Exercise aim: Write out all records as given; omit images.

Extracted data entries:
------------------------------

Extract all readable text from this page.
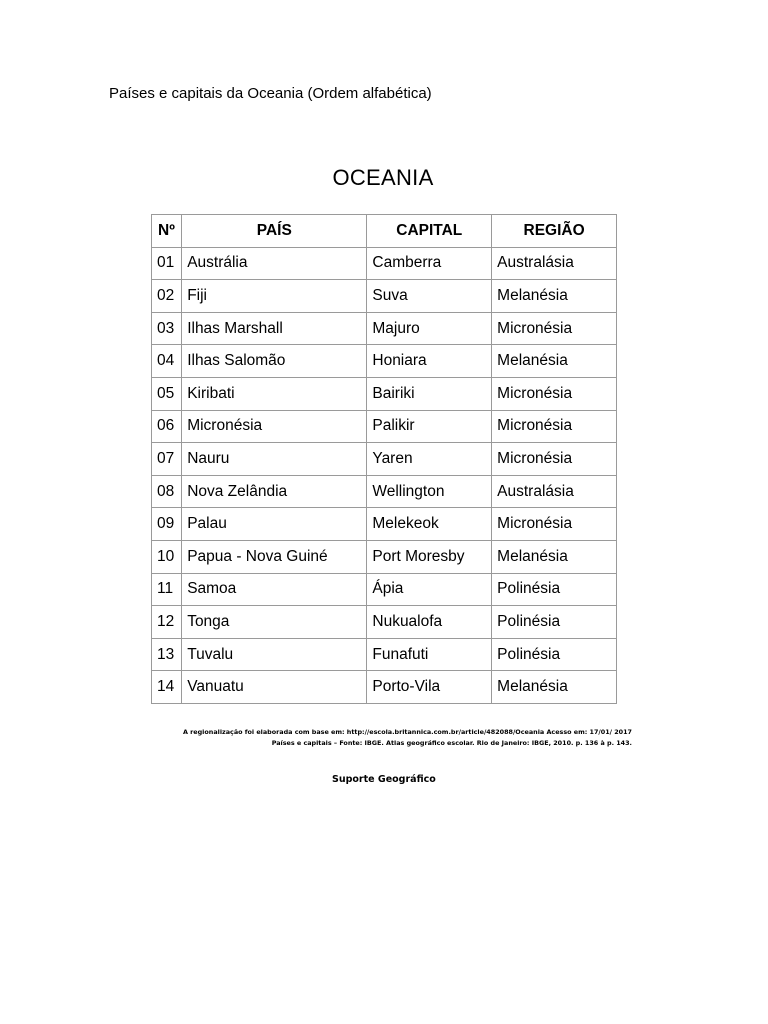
Países e capitais da Oceania (Ordem alfabética)
OCEANIA
Nº	PAÍS	CAPITAL	REGIÃO
01	Austrália	Camberra	Australásia
02	Fiji	Suva	Melanésia
03	Ilhas Marshall	Majuro	Micronésia
04	Ilhas Salomão	Honiara	Melanésia
05	Kiribati	Bairiki	Micronésia
06	Micronésia	Palikir	Micronésia
07	Nauru	Yaren	Micronésia
08	Nova Zelândia	Wellington	Australásia
09	Palau	Melekeok	Micronésia
10	Papua - Nova Guiné	Port Moresby	Melanésia
11	Samoa	Ápia	Polinésia
12	Tonga	Nukualofa	Polinésia
13	Tuvalu	Funafuti	Polinésia
14	Vanuatu	Porto-Vila	Melanésia
A regionalização foi elaborada com base em: http://escola.britannica.com.br/article/482088/Oceania Acesso em: 17/01/ 2017
Países e capitais – Fonte: IBGE. Atlas geográfico escolar. Rio de Janeiro: IBGE, 2010. p. 136 à p. 143.
Suporte Geográfico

------------------------------

The reply:
Extract all readable text from this page.
Países e capitais da Oceania (Ordem alfabética)
OCEANIA
Nº	PAÍS	CAPITAL	REGIÃO
01	Austrália	Camberra	Australásia
02	Fiji	Suva	Melanésia
03	Ilhas Marshall	Majuro	Micronésia
04	Ilhas Salomão	Honiara	Melanésia
05	Kiribati	Bairiki	Micronésia
06	Micronésia	Palikir	Micronésia
07	Nauru	Yaren	Micronésia
08	Nova Zelândia	Wellington	Australásia
09	Palau	Melekeok	Micronésia
10	Papua - Nova Guiné	Port Moresby	Melanésia
11	Samoa	Ápia	Polinésia
12	Tonga	Nukualofa	Polinésia
13	Tuvalu	Funafuti	Polinésia
14	Vanuatu	Porto-Vila	Melanésia
A regionalização foi elaborada com base em: http://escola.britannica.com.br/article/482088/Oceania Acesso em: 17/01/ 2017
Países e capitais – Fonte: IBGE. Atlas geográfico escolar. Rio de Janeiro: IBGE, 2010. p. 136 à p. 143.
Suporte Geográfico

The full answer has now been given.